» **Dataset excerpts**
________
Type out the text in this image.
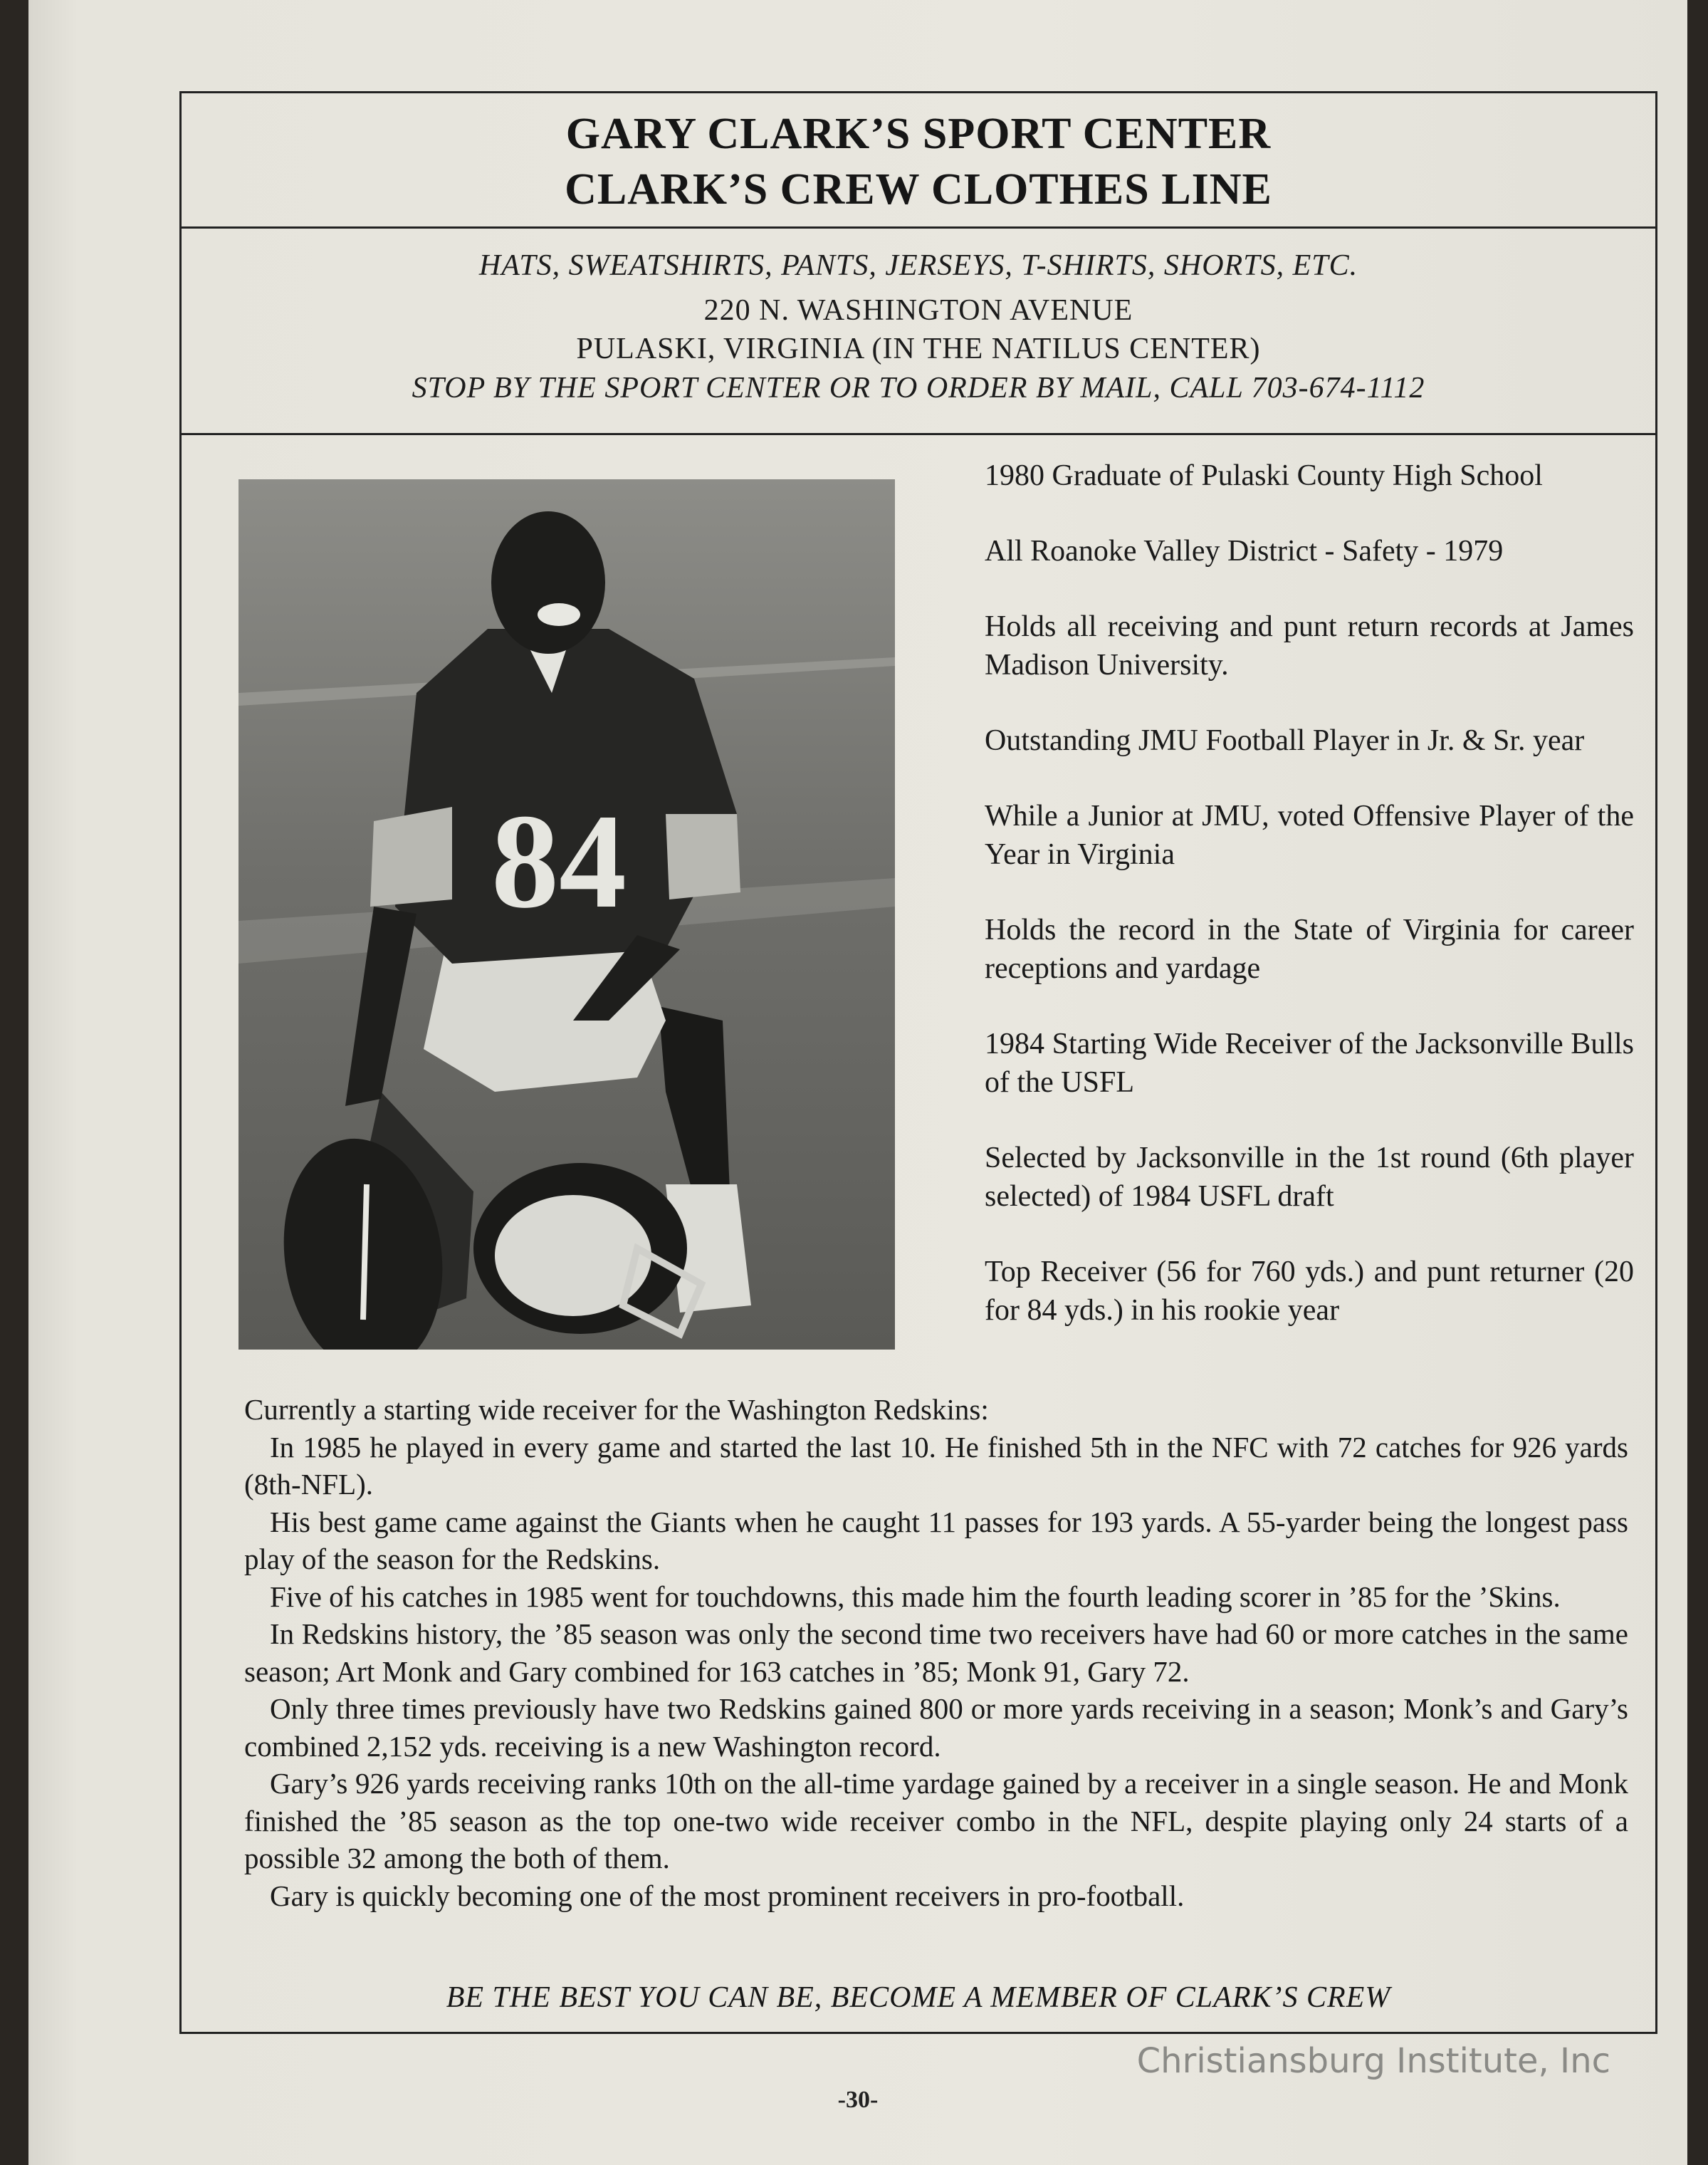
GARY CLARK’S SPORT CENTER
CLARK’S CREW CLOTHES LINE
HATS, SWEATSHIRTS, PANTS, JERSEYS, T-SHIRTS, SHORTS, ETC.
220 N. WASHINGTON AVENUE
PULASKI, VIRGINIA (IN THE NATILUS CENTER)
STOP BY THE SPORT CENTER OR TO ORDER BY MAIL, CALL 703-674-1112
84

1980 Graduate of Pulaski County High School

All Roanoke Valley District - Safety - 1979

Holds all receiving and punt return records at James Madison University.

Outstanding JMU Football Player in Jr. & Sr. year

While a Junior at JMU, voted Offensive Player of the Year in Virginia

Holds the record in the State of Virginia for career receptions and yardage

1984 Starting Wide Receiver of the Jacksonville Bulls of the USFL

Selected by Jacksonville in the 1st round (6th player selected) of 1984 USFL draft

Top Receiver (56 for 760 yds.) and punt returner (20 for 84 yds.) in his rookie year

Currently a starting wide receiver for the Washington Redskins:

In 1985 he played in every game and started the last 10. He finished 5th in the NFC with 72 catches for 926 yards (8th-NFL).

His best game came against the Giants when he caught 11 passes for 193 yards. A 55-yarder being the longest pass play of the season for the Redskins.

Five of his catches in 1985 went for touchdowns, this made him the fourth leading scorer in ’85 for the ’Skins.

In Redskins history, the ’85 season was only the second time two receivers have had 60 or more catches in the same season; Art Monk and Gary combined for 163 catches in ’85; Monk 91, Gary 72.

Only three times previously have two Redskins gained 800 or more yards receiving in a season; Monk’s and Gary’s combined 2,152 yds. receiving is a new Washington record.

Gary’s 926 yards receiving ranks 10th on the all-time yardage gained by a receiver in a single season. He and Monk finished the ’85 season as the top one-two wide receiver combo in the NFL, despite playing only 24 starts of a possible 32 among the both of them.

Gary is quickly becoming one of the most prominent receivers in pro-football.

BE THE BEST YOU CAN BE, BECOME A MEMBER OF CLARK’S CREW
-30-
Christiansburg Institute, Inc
________
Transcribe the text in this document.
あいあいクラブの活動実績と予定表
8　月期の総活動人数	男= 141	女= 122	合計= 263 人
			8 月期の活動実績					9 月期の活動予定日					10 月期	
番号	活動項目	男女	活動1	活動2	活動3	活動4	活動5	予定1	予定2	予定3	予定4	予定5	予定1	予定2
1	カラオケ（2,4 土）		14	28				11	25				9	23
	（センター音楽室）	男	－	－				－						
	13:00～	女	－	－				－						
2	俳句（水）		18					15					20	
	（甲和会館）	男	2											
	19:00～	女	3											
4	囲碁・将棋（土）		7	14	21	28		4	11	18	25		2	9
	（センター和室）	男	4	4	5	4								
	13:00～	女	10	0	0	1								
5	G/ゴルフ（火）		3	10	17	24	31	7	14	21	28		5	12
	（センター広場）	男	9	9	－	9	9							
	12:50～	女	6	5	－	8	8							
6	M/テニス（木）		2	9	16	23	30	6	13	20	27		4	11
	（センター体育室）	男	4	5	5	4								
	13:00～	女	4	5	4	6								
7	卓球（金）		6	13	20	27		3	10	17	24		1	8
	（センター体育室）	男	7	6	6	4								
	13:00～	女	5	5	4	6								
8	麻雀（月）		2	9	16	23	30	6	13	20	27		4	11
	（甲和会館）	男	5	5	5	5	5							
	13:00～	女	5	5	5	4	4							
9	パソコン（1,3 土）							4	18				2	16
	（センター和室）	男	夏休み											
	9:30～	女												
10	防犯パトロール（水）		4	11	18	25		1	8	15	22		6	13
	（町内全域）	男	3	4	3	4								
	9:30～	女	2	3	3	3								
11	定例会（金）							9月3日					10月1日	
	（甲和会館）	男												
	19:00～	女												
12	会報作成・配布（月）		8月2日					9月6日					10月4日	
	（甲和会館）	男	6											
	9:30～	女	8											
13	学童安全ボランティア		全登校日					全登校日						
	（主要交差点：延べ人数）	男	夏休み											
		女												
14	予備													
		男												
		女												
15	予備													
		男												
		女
________
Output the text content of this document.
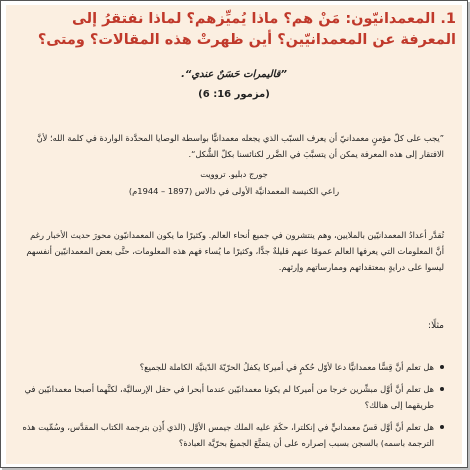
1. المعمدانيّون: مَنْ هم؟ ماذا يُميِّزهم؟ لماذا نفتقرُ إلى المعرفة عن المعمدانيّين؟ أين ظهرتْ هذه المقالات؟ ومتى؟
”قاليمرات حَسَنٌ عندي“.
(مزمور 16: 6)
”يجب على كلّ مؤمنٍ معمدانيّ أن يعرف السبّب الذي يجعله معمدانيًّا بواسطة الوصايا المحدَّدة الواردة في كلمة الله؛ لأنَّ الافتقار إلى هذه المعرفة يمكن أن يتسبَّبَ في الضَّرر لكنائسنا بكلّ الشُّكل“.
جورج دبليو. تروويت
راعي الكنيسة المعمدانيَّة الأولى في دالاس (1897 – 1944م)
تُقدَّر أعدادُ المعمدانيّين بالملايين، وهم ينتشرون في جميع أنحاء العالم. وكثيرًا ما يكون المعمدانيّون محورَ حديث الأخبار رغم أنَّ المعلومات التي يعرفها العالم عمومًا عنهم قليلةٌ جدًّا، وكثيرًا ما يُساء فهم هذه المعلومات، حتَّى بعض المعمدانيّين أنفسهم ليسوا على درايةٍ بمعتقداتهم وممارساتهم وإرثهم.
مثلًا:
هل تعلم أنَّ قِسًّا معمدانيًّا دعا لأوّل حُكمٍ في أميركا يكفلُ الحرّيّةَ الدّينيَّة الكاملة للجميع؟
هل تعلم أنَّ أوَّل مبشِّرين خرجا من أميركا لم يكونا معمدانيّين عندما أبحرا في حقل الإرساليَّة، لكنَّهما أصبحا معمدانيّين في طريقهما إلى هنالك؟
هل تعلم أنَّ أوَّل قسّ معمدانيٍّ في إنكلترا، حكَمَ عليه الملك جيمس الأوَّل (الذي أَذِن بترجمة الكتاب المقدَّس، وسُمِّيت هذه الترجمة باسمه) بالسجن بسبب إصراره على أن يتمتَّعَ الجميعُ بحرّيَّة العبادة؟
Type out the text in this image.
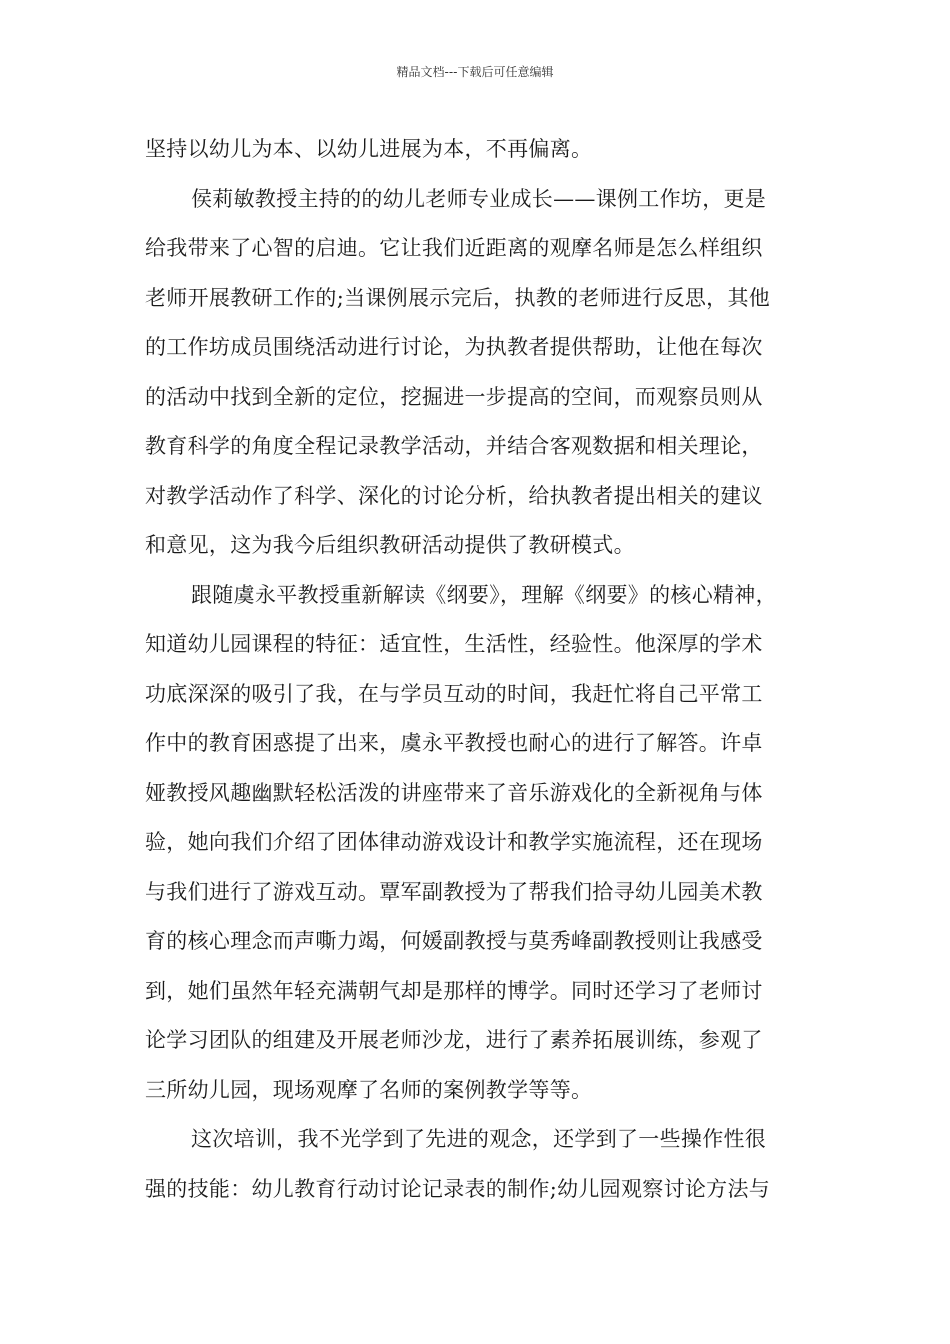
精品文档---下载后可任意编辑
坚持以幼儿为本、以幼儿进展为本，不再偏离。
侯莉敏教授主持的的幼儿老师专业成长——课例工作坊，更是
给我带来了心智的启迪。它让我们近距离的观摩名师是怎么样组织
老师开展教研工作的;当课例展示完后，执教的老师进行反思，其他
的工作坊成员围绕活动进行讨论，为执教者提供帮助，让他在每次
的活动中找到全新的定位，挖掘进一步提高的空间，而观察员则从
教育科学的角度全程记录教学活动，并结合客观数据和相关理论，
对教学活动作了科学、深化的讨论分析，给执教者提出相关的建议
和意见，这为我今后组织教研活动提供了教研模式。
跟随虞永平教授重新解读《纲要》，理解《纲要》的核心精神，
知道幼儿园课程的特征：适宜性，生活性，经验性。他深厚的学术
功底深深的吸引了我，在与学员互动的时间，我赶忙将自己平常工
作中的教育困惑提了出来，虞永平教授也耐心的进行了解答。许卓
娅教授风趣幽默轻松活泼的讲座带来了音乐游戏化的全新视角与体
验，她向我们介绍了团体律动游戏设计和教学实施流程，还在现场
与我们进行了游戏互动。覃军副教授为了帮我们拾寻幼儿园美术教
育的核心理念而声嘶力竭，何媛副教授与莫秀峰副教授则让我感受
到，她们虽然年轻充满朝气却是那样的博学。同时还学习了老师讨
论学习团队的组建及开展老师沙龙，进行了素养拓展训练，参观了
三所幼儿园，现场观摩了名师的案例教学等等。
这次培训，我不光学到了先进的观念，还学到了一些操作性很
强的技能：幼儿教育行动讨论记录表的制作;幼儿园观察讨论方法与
________
» **What to do**
Copy out all lines where the word "المعرفة" appears.

» **Result below**
1. المعمدانيّون: مَنْ هم؟ ماذا يُميِّزهم؟ لماذا نفتقرُ إلى المعرفة عن المعمدانيّين؟ أين ظهرتْ هذه المقالات؟ ومتى؟
”يجب على كلّ مؤمنٍ معمدانيّ أن يعرف السبّب الذي يجعله معمدانيًّا بواسطة الوصايا المحدَّدة الواردة في كلمة الله؛ لأنَّ الافتقار إلى هذه المعرفة يمكن أن يتسبَّبَ في الضَّرر لكنائسنا بكلّ الشُّكل“.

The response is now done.